## [Brief]
Only the pictures stay out; every record is to be quoted exactly.

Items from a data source
————————

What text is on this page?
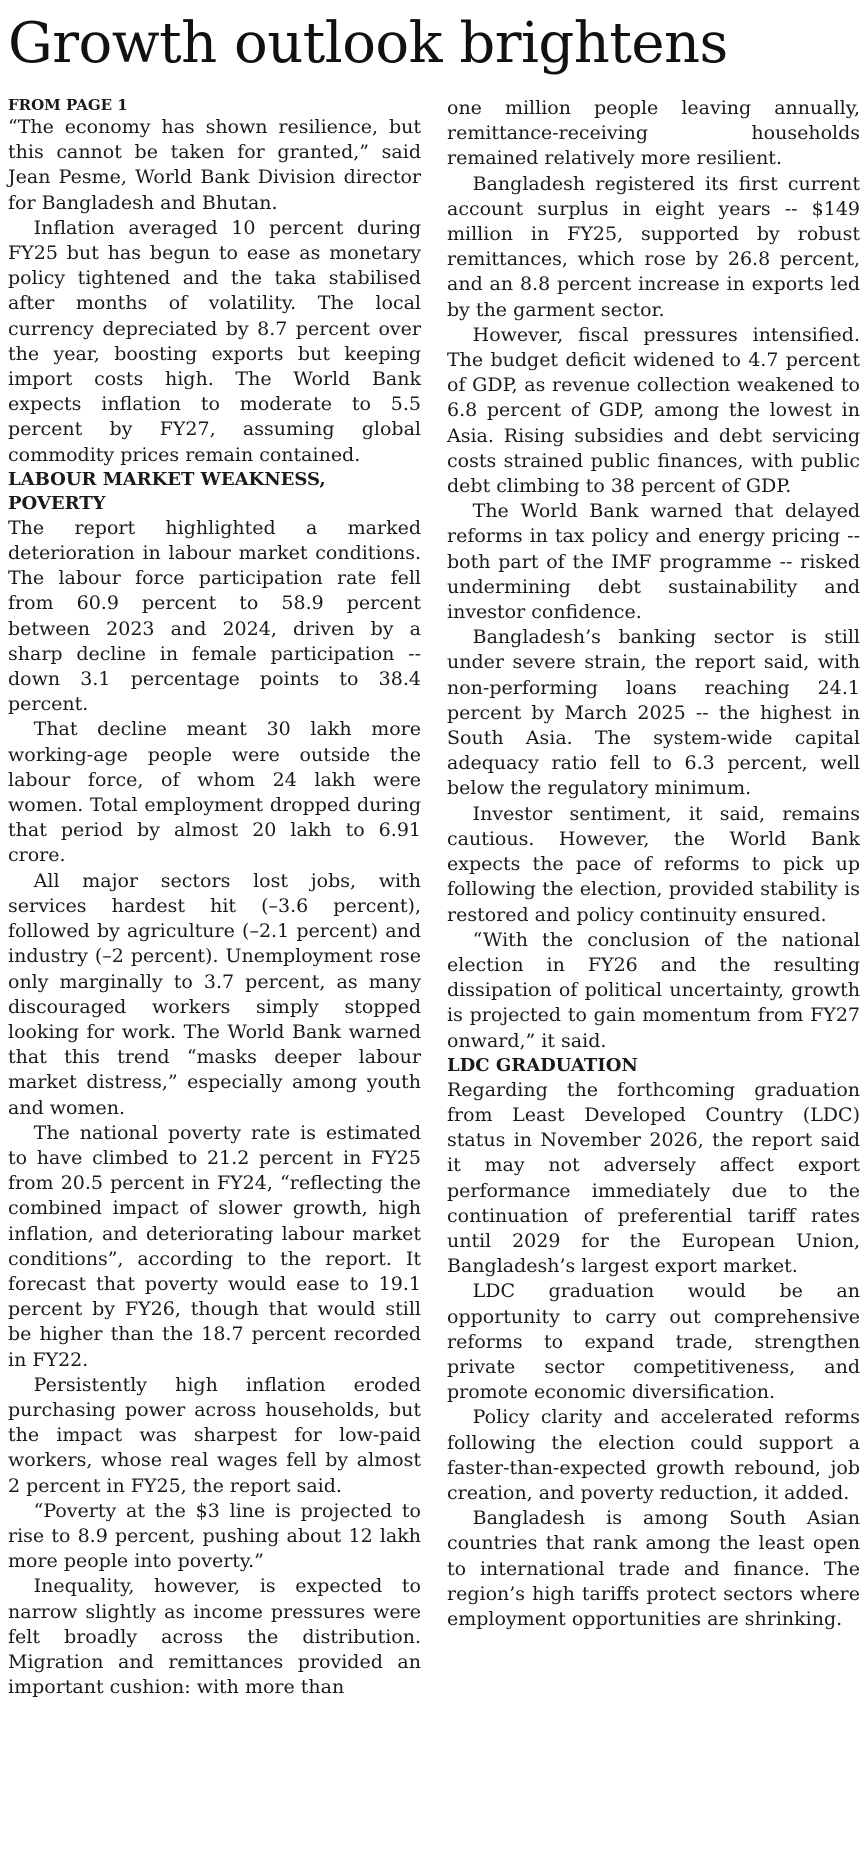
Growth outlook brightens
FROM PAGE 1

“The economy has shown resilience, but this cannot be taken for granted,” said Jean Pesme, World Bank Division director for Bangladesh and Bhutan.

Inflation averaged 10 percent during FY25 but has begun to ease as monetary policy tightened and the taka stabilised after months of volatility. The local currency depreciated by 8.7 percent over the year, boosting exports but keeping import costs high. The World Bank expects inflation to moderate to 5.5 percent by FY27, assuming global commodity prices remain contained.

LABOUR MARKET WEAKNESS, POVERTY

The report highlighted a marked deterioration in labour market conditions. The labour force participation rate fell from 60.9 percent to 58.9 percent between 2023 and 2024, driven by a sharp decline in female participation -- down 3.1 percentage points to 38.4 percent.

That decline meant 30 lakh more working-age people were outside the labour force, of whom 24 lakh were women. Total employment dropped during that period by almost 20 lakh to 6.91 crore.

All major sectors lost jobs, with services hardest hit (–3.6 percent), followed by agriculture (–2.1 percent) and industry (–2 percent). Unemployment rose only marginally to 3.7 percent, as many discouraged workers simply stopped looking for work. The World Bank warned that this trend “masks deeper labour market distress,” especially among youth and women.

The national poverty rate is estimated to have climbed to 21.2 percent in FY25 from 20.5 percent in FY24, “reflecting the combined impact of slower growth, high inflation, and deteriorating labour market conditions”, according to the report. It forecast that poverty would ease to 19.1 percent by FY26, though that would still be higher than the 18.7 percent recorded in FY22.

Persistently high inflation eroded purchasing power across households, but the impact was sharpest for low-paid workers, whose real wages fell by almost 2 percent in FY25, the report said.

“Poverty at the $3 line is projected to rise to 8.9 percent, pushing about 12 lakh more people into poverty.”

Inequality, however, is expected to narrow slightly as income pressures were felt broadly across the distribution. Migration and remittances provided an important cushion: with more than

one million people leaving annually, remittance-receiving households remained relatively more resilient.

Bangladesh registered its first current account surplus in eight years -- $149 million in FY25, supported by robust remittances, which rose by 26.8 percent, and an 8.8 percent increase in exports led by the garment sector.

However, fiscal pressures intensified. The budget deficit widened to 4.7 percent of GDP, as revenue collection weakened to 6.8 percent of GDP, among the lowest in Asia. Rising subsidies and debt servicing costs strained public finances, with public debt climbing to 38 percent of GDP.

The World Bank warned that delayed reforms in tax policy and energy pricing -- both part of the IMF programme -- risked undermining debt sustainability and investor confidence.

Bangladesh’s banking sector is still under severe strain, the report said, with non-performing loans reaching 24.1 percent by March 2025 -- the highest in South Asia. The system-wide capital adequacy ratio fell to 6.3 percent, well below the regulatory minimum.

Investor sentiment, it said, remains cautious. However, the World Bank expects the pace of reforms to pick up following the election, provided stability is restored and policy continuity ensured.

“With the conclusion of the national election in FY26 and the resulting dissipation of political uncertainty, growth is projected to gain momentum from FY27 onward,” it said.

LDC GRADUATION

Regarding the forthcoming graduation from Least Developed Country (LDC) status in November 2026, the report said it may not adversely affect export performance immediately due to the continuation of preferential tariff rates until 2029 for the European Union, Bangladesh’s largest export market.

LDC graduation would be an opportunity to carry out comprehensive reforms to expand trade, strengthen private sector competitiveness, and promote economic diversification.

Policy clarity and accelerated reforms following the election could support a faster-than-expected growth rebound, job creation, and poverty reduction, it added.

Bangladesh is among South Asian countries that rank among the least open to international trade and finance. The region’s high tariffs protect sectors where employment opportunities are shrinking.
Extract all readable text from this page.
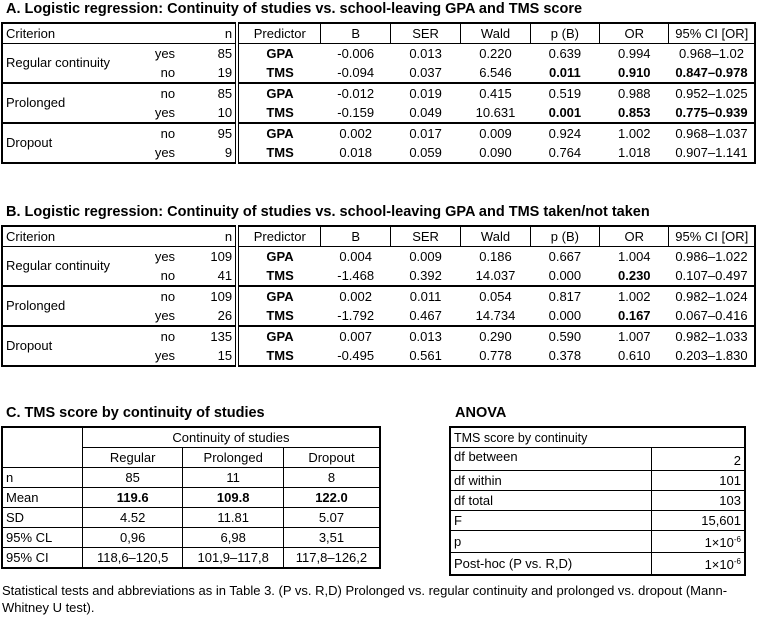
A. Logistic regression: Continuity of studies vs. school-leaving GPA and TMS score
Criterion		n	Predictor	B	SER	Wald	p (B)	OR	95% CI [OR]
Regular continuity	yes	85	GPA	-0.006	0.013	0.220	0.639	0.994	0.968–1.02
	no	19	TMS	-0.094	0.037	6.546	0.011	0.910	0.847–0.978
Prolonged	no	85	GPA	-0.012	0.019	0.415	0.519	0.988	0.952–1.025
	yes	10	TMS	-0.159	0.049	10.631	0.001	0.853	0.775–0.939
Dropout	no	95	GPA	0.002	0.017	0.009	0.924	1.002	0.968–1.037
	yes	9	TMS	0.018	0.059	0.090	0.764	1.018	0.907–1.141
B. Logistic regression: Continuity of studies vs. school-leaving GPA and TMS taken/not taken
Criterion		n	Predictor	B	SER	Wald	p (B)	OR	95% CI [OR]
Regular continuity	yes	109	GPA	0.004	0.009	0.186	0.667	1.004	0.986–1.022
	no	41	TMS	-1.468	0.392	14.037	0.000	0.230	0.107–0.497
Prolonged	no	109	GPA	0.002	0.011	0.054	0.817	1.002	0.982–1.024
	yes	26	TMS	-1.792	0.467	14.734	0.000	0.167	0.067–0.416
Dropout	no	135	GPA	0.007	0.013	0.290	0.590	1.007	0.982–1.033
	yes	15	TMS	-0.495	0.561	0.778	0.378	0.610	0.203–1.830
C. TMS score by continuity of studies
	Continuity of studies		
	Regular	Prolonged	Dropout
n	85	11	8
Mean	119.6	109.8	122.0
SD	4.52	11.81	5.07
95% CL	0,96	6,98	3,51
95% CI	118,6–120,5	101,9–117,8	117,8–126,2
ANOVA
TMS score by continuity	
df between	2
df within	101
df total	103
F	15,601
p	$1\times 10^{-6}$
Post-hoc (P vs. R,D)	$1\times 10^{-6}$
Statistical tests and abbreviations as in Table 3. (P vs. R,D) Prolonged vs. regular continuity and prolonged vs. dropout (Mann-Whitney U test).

————————

## [Worked solution]
What text is on this page?
Growth outlook brightens
FROM PAGE 1

“The economy has shown resilience, but this cannot be taken for granted,” said Jean Pesme, World Bank Division director for Bangladesh and Bhutan.

Inflation averaged 10 percent during FY25 but has begun to ease as monetary policy tightened and the taka stabilised after months of volatility. The local currency depreciated by 8.7 percent over the year, boosting exports but keeping import costs high. The World Bank expects inflation to moderate to 5.5 percent by FY27, assuming global commodity prices remain contained.

LABOUR MARKET WEAKNESS, POVERTY

The report highlighted a marked deterioration in labour market conditions. The labour force participation rate fell from 60.9 percent to 58.9 percent between 2023 and 2024, driven by a sharp decline in female participation -- down 3.1 percentage points to 38.4 percent.

That decline meant 30 lakh more working-age people were outside the labour force, of whom 24 lakh were women. Total employment dropped during that period by almost 20 lakh to 6.91 crore.

All major sectors lost jobs, with services hardest hit (–3.6 percent), followed by agriculture (–2.1 percent) and industry (–2 percent). Unemployment rose only marginally to 3.7 percent, as many discouraged workers simply stopped looking for work. The World Bank warned that this trend “masks deeper labour market distress,” especially among youth and women.

The national poverty rate is estimated to have climbed to 21.2 percent in FY25 from 20.5 percent in FY24, “reflecting the combined impact of slower growth, high inflation, and deteriorating labour market conditions”, according to the report. It forecast that poverty would ease to 19.1 percent by FY26, though that would still be higher than the 18.7 percent recorded in FY22.

Persistently high inflation eroded purchasing power across households, but the impact was sharpest for low-paid workers, whose real wages fell by almost 2 percent in FY25, the report said.

“Poverty at the $3 line is projected to rise to 8.9 percent, pushing about 12 lakh more people into poverty.”

Inequality, however, is expected to narrow slightly as income pressures were felt broadly across the distribution. Migration and remittances provided an important cushion: with more than

one million people leaving annually, remittance-receiving households remained relatively more resilient.

Bangladesh registered its first current account surplus in eight years -- $149 million in FY25, supported by robust remittances, which rose by 26.8 percent, and an 8.8 percent increase in exports led by the garment sector.

However, fiscal pressures intensified. The budget deficit widened to 4.7 percent of GDP, as revenue collection weakened to 6.8 percent of GDP, among the lowest in Asia. Rising subsidies and debt servicing costs strained public finances, with public debt climbing to 38 percent of GDP.

The World Bank warned that delayed reforms in tax policy and energy pricing -- both part of the IMF programme -- risked undermining debt sustainability and investor confidence.

Bangladesh’s banking sector is still under severe strain, the report said, with non-performing loans reaching 24.1 percent by March 2025 -- the highest in South Asia. The system-wide capital adequacy ratio fell to 6.3 percent, well below the regulatory minimum.

Investor sentiment, it said, remains cautious. However, the World Bank expects the pace of reforms to pick up following the election, provided stability is restored and policy continuity ensured.

“With the conclusion of the national election in FY26 and the resulting dissipation of political uncertainty, growth is projected to gain momentum from FY27 onward,” it said.

LDC GRADUATION

Regarding the forthcoming graduation from Least Developed Country (LDC) status in November 2026, the report said it may not adversely affect export performance immediately due to the continuation of preferential tariff rates until 2029 for the European Union, Bangladesh’s largest export market.

LDC graduation would be an opportunity to carry out comprehensive reforms to expand trade, strengthen private sector competitiveness, and promote economic diversification.

Policy clarity and accelerated reforms following the election could support a faster-than-expected growth rebound, job creation, and poverty reduction, it added.

Bangladesh is among South Asian countries that rank among the least open to international trade and finance. The region’s high tariffs protect sectors where employment opportunities are shrinking.
Extract all readable text from this page.
A. Logistic regression: Continuity of studies vs. school-leaving GPA and TMS score
Criterion		n	Predictor	B	SER	Wald	p (B)	OR	95% CI [OR]
Regular continuity	yes	85	GPA	-0.006	0.013	0.220	0.639	0.994	0.968–1.02
	no	19	TMS	-0.094	0.037	6.546	0.011	0.910	0.847–0.978
Prolonged	no	85	GPA	-0.012	0.019	0.415	0.519	0.988	0.952–1.025
	yes	10	TMS	-0.159	0.049	10.631	0.001	0.853	0.775–0.939
Dropout	no	95	GPA	0.002	0.017	0.009	0.924	1.002	0.968–1.037
	yes	9	TMS	0.018	0.059	0.090	0.764	1.018	0.907–1.141
B. Logistic regression: Continuity of studies vs. school-leaving GPA and TMS taken/not taken
Criterion		n	Predictor	B	SER	Wald	p (B)	OR	95% CI [OR]
Regular continuity	yes	109	GPA	0.004	0.009	0.186	0.667	1.004	0.986–1.022
	no	41	TMS	-1.468	0.392	14.037	0.000	0.230	0.107–0.497
Prolonged	no	109	GPA	0.002	0.011	0.054	0.817	1.002	0.982–1.024
	yes	26	TMS	-1.792	0.467	14.734	0.000	0.167	0.067–0.416
Dropout	no	135	GPA	0.007	0.013	0.290	0.590	1.007	0.982–1.033
	yes	15	TMS	-0.495	0.561	0.778	0.378	0.610	0.203–1.830
C. TMS score by continuity of studies
	Continuity of studies		
	Regular	Prolonged	Dropout
n	85	11	8
Mean	119.6	109.8	122.0
SD	4.52	11.81	5.07
95% CL	0,96	6,98	3,51
95% CI	118,6–120,5	101,9–117,8	117,8–126,2
ANOVA
TMS score by continuity	
df between	2
df within	101
df total	103
F	15,601
p	$1\times 10^{-6}$
Post-hoc (P vs. R,D)	$1\times 10^{-6}$
Statistical tests and abbreviations as in Table 3. (P vs. R,D) Prolonged vs. regular continuity and prolonged vs. dropout (Mann-Whitney U test).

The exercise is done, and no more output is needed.